Goal
Substitute "Tokenized Assets" for every occurrence of "Tokenised Assets" in the items below, and reproduce all of the items with nothing else changed.

'''

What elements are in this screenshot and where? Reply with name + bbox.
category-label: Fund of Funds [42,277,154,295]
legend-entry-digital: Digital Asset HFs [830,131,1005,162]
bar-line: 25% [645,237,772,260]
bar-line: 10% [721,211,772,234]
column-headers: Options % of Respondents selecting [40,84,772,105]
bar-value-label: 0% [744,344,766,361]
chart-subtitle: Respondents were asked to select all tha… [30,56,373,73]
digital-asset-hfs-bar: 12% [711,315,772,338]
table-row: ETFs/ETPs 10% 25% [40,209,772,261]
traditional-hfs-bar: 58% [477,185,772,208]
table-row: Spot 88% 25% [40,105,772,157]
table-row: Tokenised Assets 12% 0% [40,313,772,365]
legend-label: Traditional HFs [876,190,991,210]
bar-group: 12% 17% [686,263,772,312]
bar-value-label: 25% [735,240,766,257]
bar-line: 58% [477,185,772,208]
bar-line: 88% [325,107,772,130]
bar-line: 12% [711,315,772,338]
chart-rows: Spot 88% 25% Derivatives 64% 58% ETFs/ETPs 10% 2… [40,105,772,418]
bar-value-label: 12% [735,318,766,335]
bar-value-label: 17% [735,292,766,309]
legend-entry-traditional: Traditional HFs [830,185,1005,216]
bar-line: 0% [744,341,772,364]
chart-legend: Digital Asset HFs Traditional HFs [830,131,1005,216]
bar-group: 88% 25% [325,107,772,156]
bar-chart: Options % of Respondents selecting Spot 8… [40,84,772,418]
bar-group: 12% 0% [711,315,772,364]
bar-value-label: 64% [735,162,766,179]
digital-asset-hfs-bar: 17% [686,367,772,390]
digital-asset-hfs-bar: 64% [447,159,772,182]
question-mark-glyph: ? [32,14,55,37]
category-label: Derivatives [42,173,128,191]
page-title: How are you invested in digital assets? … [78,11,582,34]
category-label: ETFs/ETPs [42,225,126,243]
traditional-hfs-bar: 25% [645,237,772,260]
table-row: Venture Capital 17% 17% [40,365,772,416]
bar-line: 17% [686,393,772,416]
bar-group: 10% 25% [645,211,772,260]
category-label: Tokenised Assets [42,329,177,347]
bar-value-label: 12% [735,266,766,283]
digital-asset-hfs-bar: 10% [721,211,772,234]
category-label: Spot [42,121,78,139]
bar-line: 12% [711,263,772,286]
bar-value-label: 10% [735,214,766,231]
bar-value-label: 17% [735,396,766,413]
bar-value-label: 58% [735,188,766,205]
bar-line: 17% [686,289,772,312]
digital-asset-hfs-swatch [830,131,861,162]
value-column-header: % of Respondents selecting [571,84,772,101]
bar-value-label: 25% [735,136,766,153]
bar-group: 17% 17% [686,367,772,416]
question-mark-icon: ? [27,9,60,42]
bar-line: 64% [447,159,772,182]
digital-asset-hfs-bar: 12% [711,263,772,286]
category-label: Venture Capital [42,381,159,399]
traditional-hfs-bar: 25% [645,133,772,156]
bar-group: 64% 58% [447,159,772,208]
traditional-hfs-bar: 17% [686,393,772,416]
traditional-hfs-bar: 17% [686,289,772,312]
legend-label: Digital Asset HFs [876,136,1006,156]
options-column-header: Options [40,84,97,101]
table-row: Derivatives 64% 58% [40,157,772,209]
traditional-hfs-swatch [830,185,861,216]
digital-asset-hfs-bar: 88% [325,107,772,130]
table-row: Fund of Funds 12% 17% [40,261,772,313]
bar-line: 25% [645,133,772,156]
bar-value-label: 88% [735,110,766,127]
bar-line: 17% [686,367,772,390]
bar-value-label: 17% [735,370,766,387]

'''

The solution
What elements are in this screenshot and where? Reply with name + bbox.
category-label: Fund of Funds [42,277,154,295]
legend-entry-digital: Digital Asset HFs [830,131,1005,162]
bar-line: 25% [645,237,772,260]
bar-line: 10% [721,211,772,234]
column-headers: Options % of Respondents selecting [40,84,772,105]
bar-value-label: 0% [744,344,766,361]
chart-subtitle: Respondents were asked to select all tha… [30,56,373,73]
digital-asset-hfs-bar: 12% [711,315,772,338]
table-row: ETFs/ETPs 10% 25% [40,209,772,261]
traditional-hfs-bar: 58% [477,185,772,208]
table-row: Spot 88% 25% [40,105,772,157]
table-row: Tokenized Assets 12% 0% [40,313,772,365]
legend-label: Traditional HFs [876,190,991,210]
bar-group: 12% 17% [686,263,772,312]
bar-value-label: 25% [735,240,766,257]
bar-line: 58% [477,185,772,208]
bar-line: 88% [325,107,772,130]
bar-line: 12% [711,315,772,338]
chart-rows: Spot 88% 25% Derivatives 64% 58% ETFs/ETPs 10% 2… [40,105,772,418]
bar-value-label: 12% [735,318,766,335]
bar-value-label: 17% [735,292,766,309]
legend-entry-traditional: Traditional HFs [830,185,1005,216]
bar-line: 0% [744,341,772,364]
chart-legend: Digital Asset HFs Traditional HFs [830,131,1005,216]
bar-group: 88% 25% [325,107,772,156]
bar-chart: Options % of Respondents selecting Spot 8… [40,84,772,418]
bar-group: 12% 0% [711,315,772,364]
bar-value-label: 64% [735,162,766,179]
digital-asset-hfs-bar: 17% [686,367,772,390]
digital-asset-hfs-bar: 64% [447,159,772,182]
question-mark-glyph: ? [32,14,55,37]
category-label: Derivatives [42,173,128,191]
page-title: How are you invested in digital assets? … [78,11,582,34]
category-label: ETFs/ETPs [42,225,126,243]
traditional-hfs-bar: 25% [645,237,772,260]
table-row: Venture Capital 17% 17% [40,365,772,416]
bar-line: 17% [686,393,772,416]
bar-group: 10% 25% [645,211,772,260]
category-label: Tokenized Assets [42,329,177,347]
bar-value-label: 12% [735,266,766,283]
digital-asset-hfs-bar: 10% [721,211,772,234]
category-label: Spot [42,121,78,139]
bar-line: 12% [711,263,772,286]
bar-value-label: 10% [735,214,766,231]
bar-value-label: 17% [735,396,766,413]
bar-value-label: 58% [735,188,766,205]
bar-line: 17% [686,289,772,312]
digital-asset-hfs-swatch [830,131,861,162]
value-column-header: % of Respondents selecting [571,84,772,101]
bar-value-label: 25% [735,136,766,153]
bar-group: 17% 17% [686,367,772,416]
question-mark-icon: ? [27,9,60,42]
bar-line: 64% [447,159,772,182]
digital-asset-hfs-bar: 12% [711,263,772,286]
category-label: Venture Capital [42,381,159,399]
traditional-hfs-bar: 25% [645,133,772,156]
bar-group: 64% 58% [447,159,772,208]
traditional-hfs-bar: 17% [686,393,772,416]
traditional-hfs-bar: 17% [686,289,772,312]
legend-label: Digital Asset HFs [876,136,1006,156]
options-column-header: Options [40,84,97,101]
table-row: Derivatives 64% 58% [40,157,772,209]
traditional-hfs-swatch [830,185,861,216]
digital-asset-hfs-bar: 88% [325,107,772,130]
table-row: Fund of Funds 12% 17% [40,261,772,313]
bar-line: 25% [645,133,772,156]
bar-value-label: 88% [735,110,766,127]
bar-line: 17% [686,367,772,390]
bar-value-label: 17% [735,370,766,387]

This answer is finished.